Hertha Ernestine Pauli (September 4, 1906 – February 9, 1973) was an Austrian journalist, writer and actress.

Biography

Hertha Ernestine Pauli was born in Vienna, the daughter of feminist Bertha Schütz and chemist Wolfgang Pauli. Her brother was Wolfgang Pauli, who was awarded the Nobel Prize in Physics in 1945.

From 1927-33, she played different small roles at the Max Reinhardt Theatre in Berlin and was allied with Ödön von Horváth. From 1933-38, she lived in Vienna, edited the "Österreichische Korrespondenz" and published biographical novels, for example about the feminist Bertha von Suttner.

After the Anschluss, she immigrated to France. In Paris, she belonged to the circle of Joseph Roth, knew the American journalist Eric Sevareid, and wrote for Resistance. In 1940, after the Nazis occupied France, she fled with writer Walter Mehring through Marseilles, the Pyrenees and Lisbon. With the aid of Varian Fry and the Emergency Rescue Committee, she made her way to the United States.

After her arrival in the U.S., she described her flight in the journal Aufbau. 

In the following years she wrote books about Alfred Nobel and the Statue of Liberty. Her books for children, in particular, had some success. These books included Silent Night. The Story of a Song (1943), in which she explained the origin of the carol. 

She married Ernst Basch (pen name, E.B. Ashton), with whom she had collaborated on I Lift My Lamp. Her last book was autobiographical and described the time after the Nazi's union with France.

Death
She died in Bay Shore, New York on February 9, 1973, aged 66.

=====

§ STATED GOAL 1:
Answer these questions using the Hertha Pauli biography:
(a) Who was her brother, and in what year was he awarded the Nobel Prize in Physics?
(b) At which theater did she play small roles from 1927 to 1933?
(c) Where did she die?

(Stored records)
=====

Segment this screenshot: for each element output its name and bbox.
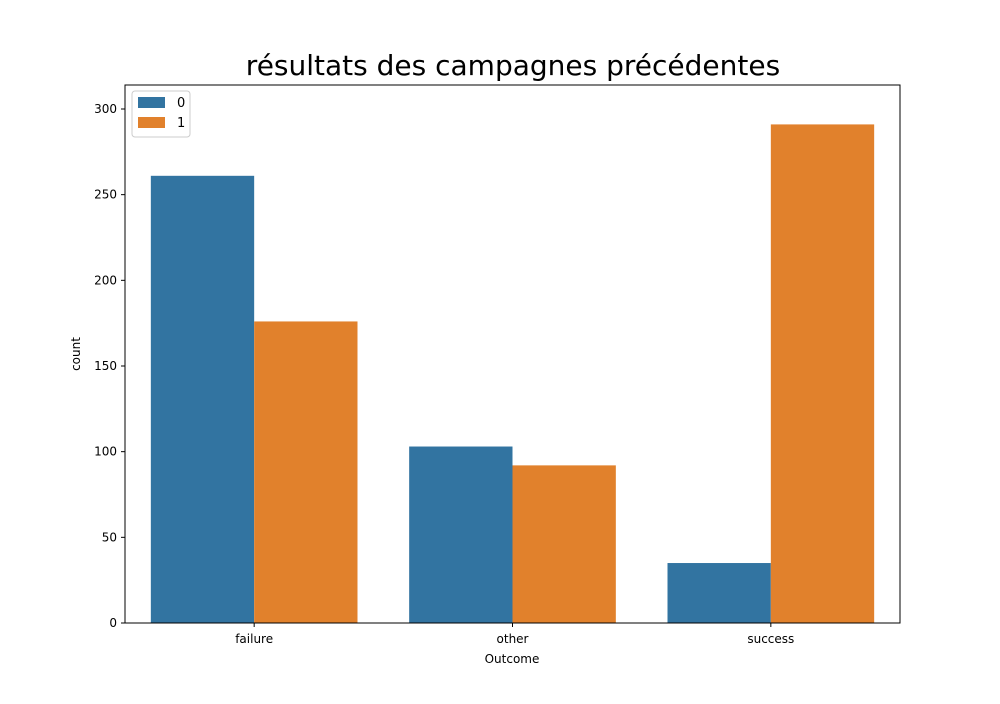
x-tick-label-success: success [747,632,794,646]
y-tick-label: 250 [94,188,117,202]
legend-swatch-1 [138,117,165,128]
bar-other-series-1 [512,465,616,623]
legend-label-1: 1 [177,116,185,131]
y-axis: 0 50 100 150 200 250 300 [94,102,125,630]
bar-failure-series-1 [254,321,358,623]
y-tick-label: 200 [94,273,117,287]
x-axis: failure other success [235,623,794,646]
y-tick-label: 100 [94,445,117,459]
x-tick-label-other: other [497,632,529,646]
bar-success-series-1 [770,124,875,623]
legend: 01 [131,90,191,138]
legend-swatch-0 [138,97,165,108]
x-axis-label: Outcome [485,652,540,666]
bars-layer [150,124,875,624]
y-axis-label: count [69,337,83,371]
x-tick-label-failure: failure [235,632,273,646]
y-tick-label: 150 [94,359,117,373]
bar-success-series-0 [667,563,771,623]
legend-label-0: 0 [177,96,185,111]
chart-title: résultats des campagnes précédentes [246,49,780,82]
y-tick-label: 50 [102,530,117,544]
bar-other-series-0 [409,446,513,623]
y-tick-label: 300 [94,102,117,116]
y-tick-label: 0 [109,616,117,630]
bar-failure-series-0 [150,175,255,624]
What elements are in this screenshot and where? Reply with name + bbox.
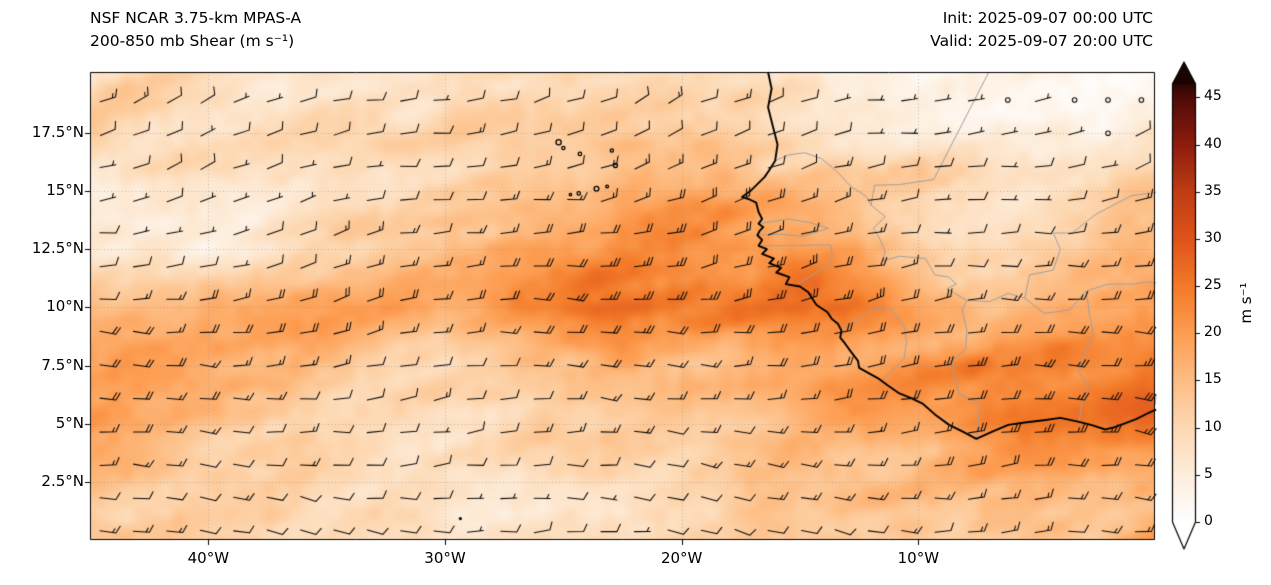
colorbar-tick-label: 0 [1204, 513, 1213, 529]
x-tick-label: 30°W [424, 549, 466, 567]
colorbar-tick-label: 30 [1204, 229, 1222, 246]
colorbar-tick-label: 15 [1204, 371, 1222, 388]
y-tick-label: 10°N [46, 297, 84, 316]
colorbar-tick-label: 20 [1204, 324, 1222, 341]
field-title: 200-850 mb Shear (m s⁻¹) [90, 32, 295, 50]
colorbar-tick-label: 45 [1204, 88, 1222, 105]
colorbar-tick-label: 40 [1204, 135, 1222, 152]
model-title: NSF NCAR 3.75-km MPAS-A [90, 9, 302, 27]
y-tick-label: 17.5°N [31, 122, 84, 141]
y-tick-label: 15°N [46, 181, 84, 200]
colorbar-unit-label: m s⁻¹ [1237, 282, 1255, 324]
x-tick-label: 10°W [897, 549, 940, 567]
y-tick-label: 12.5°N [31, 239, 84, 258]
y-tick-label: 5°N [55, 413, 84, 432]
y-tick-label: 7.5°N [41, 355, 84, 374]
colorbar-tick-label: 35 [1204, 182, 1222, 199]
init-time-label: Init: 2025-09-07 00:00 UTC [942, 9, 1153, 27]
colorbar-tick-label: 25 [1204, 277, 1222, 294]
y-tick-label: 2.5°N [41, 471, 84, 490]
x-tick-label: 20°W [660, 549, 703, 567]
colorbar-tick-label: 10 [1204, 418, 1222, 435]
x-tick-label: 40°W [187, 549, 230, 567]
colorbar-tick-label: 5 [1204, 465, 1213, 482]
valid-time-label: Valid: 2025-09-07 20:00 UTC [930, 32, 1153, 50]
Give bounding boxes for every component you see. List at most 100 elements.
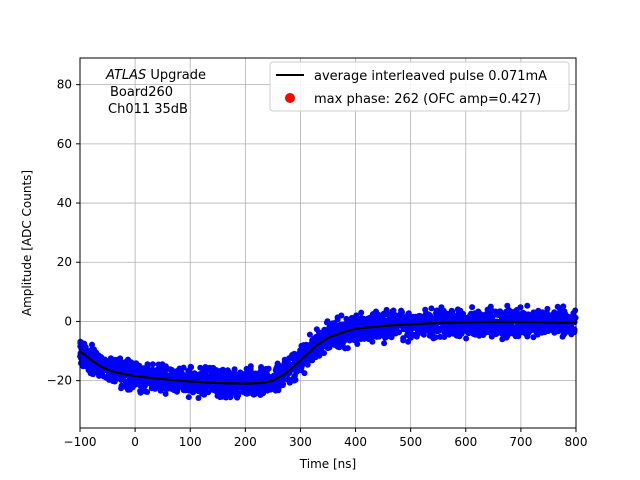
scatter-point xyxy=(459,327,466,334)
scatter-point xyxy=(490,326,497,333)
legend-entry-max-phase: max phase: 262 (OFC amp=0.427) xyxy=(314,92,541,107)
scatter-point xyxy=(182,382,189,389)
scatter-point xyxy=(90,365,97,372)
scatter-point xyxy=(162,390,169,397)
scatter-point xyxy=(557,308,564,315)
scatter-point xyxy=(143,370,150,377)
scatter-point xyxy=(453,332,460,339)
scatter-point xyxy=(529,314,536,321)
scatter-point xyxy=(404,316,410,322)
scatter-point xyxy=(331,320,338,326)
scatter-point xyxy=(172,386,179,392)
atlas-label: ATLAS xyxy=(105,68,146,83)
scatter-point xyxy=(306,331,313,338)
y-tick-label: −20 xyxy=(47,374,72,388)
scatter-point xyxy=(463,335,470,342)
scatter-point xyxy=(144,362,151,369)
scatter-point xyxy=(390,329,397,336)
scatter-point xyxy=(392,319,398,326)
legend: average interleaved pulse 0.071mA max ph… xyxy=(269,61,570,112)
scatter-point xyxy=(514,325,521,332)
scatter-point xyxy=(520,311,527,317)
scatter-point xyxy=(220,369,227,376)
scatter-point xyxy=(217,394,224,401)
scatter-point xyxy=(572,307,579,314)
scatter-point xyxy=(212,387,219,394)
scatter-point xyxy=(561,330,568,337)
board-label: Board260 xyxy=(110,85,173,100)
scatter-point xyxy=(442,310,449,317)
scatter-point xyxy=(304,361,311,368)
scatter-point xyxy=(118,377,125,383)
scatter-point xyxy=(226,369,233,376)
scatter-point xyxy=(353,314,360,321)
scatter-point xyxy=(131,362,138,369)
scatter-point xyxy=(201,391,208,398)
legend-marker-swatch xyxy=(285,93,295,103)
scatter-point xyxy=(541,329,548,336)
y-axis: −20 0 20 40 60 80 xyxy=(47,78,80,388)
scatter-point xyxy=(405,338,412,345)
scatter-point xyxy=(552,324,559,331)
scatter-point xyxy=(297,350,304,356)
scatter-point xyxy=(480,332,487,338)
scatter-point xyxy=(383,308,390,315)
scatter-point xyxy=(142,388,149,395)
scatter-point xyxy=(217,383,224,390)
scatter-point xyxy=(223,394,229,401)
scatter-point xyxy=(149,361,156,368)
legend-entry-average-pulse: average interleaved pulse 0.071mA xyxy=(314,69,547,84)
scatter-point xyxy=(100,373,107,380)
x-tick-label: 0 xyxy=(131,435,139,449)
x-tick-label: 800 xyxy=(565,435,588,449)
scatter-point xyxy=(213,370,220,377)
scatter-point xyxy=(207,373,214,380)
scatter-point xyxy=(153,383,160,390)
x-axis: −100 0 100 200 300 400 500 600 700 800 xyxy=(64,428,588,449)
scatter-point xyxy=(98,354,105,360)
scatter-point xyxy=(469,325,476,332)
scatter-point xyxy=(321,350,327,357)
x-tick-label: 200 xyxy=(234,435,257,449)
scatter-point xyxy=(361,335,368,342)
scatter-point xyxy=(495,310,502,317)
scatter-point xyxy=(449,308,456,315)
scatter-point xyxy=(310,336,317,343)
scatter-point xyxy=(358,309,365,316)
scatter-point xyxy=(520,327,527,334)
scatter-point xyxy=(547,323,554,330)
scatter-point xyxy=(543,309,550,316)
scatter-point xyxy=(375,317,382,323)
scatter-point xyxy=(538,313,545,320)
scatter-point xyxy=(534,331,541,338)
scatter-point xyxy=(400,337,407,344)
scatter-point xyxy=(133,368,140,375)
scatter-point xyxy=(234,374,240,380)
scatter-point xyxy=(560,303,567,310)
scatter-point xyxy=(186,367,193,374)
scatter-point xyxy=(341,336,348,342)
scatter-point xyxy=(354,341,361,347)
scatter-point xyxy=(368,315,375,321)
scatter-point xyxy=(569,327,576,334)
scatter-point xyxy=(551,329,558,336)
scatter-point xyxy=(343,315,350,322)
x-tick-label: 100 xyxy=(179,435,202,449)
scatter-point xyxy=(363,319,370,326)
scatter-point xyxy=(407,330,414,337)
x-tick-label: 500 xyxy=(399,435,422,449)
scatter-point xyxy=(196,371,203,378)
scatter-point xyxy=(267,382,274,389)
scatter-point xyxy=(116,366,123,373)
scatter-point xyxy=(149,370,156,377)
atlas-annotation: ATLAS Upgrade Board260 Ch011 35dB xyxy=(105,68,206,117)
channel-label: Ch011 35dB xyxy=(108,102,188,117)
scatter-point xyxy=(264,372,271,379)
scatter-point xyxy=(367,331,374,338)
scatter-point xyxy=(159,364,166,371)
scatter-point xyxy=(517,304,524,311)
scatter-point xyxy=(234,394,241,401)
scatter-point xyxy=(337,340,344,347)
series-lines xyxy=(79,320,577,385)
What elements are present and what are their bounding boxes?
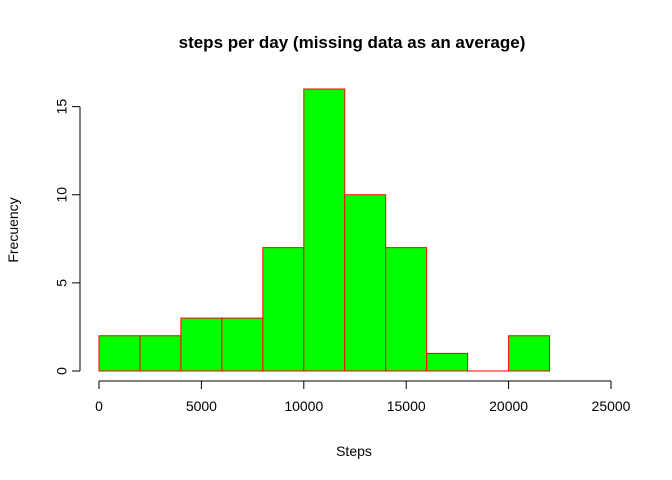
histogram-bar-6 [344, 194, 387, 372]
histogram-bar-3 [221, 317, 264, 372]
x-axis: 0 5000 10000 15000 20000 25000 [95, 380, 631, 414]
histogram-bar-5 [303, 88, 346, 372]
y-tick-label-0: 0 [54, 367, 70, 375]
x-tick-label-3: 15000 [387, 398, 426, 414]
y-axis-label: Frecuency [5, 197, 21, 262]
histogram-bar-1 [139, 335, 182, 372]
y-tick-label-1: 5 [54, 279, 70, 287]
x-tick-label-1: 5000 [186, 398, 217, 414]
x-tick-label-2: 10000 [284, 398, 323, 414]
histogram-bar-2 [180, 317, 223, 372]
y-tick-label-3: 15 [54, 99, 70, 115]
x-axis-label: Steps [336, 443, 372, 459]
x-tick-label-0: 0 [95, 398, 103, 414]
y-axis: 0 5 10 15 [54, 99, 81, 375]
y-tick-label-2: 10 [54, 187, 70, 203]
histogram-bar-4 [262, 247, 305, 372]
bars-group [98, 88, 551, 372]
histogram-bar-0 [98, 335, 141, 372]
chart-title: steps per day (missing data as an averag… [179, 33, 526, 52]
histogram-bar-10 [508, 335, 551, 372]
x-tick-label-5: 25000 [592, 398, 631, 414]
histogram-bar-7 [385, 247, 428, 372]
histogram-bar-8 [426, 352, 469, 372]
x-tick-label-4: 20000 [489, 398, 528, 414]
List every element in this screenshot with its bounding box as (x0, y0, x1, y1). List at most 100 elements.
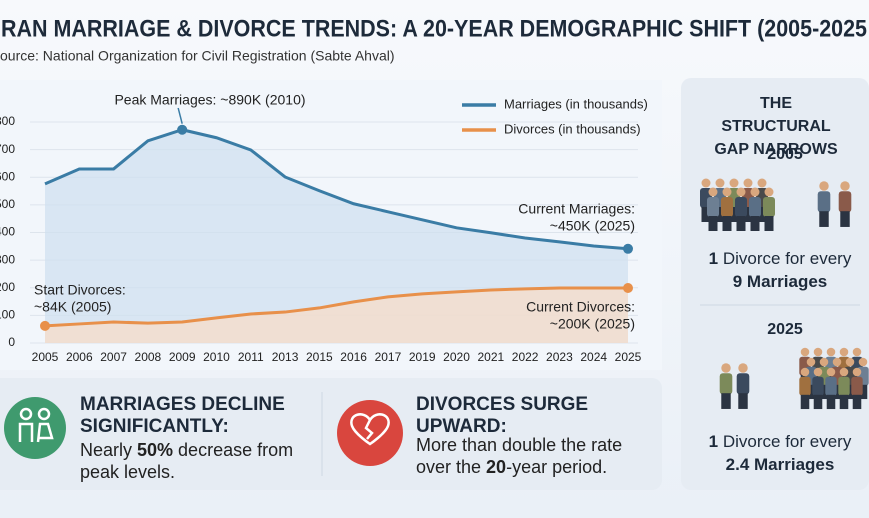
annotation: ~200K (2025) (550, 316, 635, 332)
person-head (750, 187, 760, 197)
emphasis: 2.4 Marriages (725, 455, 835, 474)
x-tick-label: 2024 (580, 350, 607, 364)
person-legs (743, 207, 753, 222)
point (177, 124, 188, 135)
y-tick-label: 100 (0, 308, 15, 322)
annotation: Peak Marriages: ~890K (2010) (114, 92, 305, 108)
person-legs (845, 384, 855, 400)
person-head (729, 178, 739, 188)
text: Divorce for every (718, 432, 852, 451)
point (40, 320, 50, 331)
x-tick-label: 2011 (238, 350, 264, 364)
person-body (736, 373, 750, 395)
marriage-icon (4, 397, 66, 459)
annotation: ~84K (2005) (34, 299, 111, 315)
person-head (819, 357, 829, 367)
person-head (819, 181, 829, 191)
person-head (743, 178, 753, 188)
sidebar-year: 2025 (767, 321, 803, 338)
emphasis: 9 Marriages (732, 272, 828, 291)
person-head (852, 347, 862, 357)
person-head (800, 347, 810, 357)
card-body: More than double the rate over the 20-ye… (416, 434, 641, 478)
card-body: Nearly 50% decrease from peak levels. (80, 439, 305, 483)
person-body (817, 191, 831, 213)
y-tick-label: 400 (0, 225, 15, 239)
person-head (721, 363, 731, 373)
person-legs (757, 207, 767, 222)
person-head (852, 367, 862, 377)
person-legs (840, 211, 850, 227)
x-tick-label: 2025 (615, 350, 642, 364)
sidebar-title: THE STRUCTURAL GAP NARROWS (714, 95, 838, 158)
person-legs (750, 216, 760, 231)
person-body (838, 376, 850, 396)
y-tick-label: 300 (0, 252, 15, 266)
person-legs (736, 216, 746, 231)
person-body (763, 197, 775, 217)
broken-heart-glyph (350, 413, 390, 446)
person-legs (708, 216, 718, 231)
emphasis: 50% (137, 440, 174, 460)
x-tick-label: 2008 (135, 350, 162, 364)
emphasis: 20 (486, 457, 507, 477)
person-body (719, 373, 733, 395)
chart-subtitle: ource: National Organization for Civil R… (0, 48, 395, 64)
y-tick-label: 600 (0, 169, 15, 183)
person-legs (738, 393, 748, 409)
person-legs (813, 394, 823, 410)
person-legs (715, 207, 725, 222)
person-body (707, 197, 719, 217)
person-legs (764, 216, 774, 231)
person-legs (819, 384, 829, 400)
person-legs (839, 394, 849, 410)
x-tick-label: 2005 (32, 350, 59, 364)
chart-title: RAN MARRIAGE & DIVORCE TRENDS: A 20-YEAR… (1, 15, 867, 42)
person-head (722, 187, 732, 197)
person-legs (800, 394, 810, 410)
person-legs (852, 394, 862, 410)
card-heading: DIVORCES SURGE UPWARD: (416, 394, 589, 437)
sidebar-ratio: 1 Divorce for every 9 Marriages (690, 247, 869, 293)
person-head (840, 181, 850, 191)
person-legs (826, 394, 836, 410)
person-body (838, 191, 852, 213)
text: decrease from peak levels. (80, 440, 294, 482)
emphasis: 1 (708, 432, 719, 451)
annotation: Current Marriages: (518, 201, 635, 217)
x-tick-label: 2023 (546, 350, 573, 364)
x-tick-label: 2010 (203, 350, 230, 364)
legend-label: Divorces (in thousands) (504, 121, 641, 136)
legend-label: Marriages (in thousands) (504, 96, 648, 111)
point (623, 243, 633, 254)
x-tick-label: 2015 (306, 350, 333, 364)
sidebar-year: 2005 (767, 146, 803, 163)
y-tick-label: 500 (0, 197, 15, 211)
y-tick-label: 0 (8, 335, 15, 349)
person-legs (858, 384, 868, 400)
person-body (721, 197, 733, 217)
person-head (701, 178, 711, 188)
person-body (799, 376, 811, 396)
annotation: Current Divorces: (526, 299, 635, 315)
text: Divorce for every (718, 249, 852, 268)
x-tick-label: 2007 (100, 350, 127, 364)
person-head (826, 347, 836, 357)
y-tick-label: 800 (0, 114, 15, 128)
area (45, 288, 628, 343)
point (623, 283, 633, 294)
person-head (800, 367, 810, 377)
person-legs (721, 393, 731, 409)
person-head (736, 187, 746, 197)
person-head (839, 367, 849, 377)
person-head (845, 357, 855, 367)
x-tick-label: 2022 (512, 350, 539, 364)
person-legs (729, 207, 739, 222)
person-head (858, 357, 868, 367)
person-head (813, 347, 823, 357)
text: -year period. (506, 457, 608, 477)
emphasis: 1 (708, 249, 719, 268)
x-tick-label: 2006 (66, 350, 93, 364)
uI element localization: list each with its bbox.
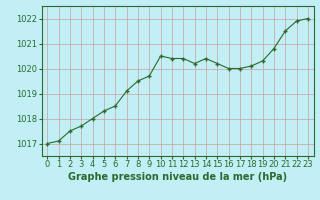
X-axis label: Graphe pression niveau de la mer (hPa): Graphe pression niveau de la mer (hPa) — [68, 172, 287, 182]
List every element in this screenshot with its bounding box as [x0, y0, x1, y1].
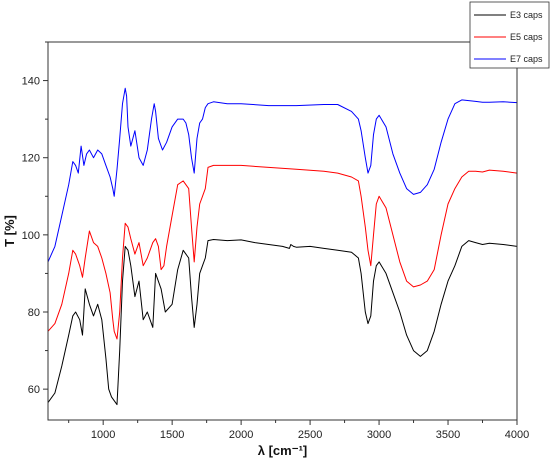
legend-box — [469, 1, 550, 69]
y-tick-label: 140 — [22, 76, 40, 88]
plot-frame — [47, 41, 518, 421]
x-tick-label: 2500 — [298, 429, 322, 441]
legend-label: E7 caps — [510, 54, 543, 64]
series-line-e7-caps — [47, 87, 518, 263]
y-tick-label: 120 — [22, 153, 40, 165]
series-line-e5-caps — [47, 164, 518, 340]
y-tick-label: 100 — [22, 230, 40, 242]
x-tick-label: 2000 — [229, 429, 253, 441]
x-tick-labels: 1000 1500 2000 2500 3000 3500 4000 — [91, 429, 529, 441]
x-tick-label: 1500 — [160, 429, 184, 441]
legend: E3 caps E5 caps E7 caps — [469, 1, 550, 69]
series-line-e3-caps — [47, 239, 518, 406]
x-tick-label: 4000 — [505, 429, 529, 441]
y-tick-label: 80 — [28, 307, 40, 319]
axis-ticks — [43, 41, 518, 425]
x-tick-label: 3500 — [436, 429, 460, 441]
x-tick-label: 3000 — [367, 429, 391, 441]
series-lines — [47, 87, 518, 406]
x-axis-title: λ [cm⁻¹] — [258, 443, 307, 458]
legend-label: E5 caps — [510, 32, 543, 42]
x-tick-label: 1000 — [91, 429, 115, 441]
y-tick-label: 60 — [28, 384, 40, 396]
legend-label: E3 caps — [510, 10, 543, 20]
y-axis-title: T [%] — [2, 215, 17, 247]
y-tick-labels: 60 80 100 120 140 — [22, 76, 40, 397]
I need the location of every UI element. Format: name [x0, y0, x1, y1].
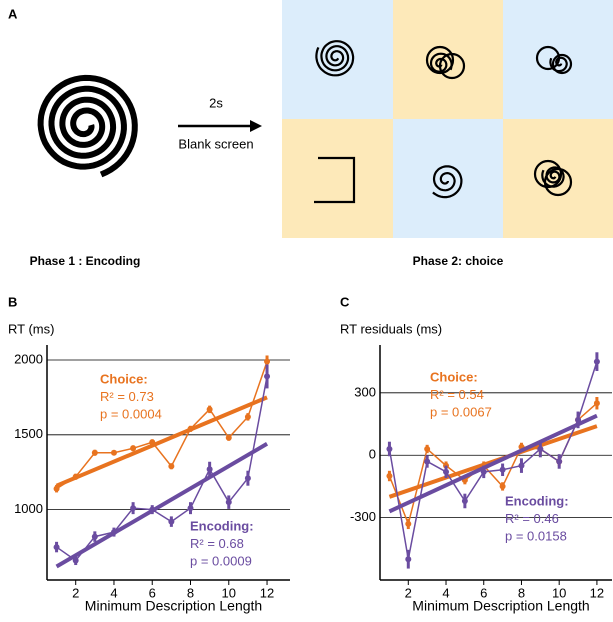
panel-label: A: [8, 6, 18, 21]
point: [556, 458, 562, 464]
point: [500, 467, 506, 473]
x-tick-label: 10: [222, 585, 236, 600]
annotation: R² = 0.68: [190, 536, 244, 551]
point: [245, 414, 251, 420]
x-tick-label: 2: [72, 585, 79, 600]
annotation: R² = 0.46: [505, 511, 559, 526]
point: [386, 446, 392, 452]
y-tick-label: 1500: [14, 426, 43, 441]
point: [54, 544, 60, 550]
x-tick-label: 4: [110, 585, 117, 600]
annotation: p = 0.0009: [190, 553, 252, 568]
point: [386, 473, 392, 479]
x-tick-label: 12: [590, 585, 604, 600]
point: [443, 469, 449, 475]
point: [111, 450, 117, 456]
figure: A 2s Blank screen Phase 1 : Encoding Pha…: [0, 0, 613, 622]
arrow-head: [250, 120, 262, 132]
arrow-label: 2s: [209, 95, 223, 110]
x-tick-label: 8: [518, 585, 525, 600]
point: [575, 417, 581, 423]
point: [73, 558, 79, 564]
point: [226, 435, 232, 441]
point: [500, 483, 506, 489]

=====

§ STATED GOAL 2:
Extract every line of the records that contains the string "bars".

§ FINAL RESULT 1:
(a) Wolfgang Pauli, in 1945.
(b) The Max Reinhardt Theatre in Berlin.
(c) Bay Shore, New York.

§ FINAL RESULT 2:
bars-layer [150,124,875,624]
bars-group [98, 88, 551, 372]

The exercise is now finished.